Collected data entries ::
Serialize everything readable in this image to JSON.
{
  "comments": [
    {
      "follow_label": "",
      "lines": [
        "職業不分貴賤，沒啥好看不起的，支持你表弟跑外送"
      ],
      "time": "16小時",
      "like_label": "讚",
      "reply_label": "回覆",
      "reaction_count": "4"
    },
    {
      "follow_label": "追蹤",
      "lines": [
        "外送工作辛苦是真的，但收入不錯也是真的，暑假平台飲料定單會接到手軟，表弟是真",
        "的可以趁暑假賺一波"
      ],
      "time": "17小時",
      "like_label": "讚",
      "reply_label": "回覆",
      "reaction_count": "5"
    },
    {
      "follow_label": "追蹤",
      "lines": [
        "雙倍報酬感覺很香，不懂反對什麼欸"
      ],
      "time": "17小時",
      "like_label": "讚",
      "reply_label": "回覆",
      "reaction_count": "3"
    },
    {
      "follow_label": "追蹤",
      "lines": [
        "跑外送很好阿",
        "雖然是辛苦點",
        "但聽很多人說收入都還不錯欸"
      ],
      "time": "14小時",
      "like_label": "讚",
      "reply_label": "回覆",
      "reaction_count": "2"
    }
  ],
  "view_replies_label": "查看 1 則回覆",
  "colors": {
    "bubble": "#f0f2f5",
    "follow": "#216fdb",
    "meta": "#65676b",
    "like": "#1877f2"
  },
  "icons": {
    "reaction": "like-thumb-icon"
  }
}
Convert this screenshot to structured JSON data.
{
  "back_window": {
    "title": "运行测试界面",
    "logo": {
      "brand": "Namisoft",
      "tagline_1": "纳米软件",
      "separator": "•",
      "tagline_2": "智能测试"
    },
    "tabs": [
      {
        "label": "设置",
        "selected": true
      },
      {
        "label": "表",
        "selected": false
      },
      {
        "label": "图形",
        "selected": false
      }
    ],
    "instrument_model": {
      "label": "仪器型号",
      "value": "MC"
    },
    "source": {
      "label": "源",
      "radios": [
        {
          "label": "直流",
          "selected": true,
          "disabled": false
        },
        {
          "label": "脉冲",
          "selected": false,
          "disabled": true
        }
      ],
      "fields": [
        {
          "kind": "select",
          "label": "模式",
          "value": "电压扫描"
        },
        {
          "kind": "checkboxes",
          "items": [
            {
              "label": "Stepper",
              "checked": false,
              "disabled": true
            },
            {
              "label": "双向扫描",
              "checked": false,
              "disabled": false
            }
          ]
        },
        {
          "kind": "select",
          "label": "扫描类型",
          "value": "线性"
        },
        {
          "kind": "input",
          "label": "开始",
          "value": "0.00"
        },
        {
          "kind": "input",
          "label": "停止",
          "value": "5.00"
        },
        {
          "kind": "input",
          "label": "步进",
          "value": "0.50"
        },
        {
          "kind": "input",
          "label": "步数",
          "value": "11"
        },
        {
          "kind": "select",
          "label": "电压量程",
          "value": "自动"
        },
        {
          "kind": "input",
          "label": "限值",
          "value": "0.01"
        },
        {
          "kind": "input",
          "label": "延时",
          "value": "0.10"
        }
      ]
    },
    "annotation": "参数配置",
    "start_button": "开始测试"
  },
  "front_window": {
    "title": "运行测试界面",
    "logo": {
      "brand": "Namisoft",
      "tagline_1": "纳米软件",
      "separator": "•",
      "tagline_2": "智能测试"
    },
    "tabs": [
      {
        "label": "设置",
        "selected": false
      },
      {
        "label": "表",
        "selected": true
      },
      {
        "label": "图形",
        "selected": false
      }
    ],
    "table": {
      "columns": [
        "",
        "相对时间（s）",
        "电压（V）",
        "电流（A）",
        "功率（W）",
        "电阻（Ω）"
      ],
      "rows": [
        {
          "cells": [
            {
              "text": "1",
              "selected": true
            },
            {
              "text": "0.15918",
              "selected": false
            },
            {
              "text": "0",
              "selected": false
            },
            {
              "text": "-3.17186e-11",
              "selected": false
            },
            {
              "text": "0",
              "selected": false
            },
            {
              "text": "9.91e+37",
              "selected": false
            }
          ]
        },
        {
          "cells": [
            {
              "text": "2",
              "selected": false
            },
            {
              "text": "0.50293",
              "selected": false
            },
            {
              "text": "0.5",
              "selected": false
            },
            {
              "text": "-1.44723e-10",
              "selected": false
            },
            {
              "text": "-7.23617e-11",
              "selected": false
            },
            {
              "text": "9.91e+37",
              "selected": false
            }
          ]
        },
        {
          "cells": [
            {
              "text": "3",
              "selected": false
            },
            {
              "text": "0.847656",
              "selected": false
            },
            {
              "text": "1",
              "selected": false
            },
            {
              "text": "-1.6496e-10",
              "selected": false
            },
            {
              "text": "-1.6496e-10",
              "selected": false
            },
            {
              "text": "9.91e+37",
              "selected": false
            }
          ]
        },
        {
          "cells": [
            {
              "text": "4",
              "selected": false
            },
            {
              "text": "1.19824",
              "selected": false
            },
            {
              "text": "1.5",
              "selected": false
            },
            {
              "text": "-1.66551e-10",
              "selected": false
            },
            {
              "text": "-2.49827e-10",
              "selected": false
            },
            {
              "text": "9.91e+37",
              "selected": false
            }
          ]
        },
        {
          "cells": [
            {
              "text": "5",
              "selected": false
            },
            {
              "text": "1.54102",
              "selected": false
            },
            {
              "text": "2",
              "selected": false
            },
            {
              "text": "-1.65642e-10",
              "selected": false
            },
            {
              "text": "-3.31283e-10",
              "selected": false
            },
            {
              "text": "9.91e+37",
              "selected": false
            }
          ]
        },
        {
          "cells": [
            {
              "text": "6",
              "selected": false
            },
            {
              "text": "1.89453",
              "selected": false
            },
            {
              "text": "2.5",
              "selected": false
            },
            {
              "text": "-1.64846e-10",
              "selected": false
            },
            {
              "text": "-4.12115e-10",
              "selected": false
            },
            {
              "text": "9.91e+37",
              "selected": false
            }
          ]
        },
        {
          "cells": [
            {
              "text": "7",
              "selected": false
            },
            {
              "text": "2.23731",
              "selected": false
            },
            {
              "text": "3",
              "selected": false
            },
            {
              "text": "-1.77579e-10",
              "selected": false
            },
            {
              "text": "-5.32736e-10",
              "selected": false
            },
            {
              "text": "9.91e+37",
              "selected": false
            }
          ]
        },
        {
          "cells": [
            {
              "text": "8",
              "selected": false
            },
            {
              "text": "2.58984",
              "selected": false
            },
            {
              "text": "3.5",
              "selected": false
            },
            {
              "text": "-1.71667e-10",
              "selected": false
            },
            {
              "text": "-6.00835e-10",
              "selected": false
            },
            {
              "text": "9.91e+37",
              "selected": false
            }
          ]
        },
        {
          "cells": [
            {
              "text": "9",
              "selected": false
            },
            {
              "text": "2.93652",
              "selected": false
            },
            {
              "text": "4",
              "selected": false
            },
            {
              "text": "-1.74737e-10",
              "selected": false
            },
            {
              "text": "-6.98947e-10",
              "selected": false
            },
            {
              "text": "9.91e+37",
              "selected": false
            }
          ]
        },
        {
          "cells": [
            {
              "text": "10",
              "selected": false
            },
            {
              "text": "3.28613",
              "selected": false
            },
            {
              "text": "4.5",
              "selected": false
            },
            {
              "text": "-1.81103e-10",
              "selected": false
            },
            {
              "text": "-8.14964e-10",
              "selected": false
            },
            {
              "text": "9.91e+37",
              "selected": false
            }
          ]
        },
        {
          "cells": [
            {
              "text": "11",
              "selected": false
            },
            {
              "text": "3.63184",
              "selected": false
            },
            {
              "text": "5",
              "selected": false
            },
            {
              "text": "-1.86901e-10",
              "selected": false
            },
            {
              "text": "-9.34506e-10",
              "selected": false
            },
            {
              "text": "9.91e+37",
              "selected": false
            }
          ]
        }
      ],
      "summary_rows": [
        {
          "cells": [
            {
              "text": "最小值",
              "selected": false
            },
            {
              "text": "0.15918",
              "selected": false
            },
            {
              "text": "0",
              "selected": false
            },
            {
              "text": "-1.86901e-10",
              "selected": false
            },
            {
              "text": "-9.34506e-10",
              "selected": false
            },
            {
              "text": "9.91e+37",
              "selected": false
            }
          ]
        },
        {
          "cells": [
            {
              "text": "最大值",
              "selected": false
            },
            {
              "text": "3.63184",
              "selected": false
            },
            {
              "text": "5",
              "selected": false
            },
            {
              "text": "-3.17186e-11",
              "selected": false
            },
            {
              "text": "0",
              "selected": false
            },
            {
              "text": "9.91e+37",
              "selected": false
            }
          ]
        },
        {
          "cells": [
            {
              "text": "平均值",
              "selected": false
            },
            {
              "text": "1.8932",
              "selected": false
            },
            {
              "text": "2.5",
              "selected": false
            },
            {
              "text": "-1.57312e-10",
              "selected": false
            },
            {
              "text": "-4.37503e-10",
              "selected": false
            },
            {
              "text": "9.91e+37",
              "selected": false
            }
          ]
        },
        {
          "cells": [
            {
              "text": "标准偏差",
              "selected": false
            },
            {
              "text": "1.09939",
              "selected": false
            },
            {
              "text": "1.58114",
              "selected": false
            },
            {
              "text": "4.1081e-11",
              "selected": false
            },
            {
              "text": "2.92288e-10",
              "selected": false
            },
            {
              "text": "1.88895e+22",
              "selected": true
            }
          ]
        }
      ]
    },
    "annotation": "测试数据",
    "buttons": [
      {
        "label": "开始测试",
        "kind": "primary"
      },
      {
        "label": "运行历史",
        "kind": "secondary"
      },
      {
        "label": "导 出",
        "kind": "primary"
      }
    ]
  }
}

WHAT IS BEING ASKED ::
Return each line among the entries that holds the word "disabled".

ANSWER TO THIS PROBLEM ::
          "disabled": false
          "disabled": true
              "disabled": true
              "disabled": false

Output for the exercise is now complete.